>> Start The input
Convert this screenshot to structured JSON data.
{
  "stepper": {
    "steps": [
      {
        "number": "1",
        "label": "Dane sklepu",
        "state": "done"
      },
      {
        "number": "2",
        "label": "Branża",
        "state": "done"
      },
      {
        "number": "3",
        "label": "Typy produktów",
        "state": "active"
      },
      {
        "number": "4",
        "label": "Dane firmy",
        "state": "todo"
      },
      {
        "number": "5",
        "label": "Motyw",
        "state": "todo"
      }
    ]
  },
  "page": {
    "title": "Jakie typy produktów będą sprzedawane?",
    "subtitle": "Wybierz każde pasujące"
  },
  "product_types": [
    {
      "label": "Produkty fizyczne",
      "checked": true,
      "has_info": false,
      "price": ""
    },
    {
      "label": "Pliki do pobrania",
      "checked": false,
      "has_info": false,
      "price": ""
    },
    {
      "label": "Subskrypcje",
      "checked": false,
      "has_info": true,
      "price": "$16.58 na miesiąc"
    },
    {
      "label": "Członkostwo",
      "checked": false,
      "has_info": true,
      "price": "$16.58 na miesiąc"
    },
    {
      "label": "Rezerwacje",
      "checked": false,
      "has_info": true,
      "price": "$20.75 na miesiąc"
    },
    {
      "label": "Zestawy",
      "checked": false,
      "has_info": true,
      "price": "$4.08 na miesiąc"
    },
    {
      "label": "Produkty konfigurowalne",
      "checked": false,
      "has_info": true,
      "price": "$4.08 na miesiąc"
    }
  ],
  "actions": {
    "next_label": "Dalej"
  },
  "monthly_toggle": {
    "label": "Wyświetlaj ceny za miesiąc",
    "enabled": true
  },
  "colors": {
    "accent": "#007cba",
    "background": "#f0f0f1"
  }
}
>> End The input
What the task requires.
Write the listing out again, exactly as it reads.

Complete answer.
Convert this screenshot to structured JSON data.
{
  "stepper": {
    "steps": [
      {
        "number": "1",
        "label": "Dane sklepu",
        "state": "done"
      },
      {
        "number": "2",
        "label": "Branża",
        "state": "done"
      },
      {
        "number": "3",
        "label": "Typy produktów",
        "state": "active"
      },
      {
        "number": "4",
        "label": "Dane firmy",
        "state": "todo"
      },
      {
        "number": "5",
        "label": "Motyw",
        "state": "todo"
      }
    ]
  },
  "page": {
    "title": "Jakie typy produktów będą sprzedawane?",
    "subtitle": "Wybierz każde pasujące"
  },
  "product_types": [
    {
      "label": "Produkty fizyczne",
      "checked": true,
      "has_info": false,
      "price": ""
    },
    {
      "label": "Pliki do pobrania",
      "checked": false,
      "has_info": false,
      "price": ""
    },
    {
      "label": "Subskrypcje",
      "checked": false,
      "has_info": true,
      "price": "$16.58 na miesiąc"
    },
    {
      "label": "Członkostwo",
      "checked": false,
      "has_info": true,
      "price": "$16.58 na miesiąc"
    },
    {
      "label": "Rezerwacje",
      "checked": false,
      "has_info": true,
      "price": "$20.75 na miesiąc"
    },
    {
      "label": "Zestawy",
      "checked": false,
      "has_info": true,
      "price": "$4.08 na miesiąc"
    },
    {
      "label": "Produkty konfigurowalne",
      "checked": false,
      "has_info": true,
      "price": "$4.08 na miesiąc"
    }
  ],
  "actions": {
    "next_label": "Dalej"
  },
  "monthly_toggle": {
    "label": "Wyświetlaj ceny za miesiąc",
    "enabled": true
  },
  "colors": {
    "accent": "#007cba",
    "background": "#f0f0f1"
  }
}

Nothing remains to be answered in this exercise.